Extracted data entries
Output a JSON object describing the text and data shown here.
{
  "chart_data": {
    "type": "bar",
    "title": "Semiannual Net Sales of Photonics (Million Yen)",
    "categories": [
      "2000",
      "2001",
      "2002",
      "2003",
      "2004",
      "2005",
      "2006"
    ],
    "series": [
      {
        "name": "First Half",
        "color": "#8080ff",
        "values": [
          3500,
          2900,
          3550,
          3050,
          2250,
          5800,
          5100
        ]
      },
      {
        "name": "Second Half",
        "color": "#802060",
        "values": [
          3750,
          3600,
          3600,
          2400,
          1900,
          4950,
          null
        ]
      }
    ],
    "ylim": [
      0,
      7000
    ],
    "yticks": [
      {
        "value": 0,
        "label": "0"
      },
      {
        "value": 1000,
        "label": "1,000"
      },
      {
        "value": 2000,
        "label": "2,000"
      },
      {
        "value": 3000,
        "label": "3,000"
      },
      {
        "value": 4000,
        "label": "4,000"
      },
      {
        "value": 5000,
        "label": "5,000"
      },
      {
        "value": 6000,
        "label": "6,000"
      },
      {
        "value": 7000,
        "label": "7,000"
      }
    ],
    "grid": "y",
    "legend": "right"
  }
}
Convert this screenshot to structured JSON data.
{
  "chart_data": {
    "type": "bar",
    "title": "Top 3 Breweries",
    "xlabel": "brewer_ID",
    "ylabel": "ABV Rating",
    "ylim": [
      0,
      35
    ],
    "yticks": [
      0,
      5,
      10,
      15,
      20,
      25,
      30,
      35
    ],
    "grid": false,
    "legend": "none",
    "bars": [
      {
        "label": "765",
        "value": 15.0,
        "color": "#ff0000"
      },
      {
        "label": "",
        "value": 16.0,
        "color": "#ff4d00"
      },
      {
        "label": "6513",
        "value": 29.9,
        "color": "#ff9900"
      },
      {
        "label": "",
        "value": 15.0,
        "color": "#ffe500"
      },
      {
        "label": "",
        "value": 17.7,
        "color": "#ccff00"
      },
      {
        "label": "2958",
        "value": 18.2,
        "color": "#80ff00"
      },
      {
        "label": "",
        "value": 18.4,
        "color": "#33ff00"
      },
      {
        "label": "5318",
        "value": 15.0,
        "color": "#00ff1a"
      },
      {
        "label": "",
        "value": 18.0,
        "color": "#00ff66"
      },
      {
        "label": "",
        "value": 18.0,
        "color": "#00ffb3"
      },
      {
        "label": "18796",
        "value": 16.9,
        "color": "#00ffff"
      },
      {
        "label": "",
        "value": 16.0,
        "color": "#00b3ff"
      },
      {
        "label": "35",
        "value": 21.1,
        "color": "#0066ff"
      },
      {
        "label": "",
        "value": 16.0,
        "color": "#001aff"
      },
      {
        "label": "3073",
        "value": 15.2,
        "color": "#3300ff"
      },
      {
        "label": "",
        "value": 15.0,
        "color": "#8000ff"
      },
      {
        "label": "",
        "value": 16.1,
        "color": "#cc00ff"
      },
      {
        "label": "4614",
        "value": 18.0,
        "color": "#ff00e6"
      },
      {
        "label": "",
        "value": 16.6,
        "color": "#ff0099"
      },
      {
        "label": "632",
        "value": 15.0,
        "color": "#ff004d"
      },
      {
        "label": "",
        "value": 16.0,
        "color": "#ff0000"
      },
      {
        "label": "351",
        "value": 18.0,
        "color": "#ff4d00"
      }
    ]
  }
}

**Direction**
Find every line with the word "title" and state how many there are, with no other words.

**Final result**
2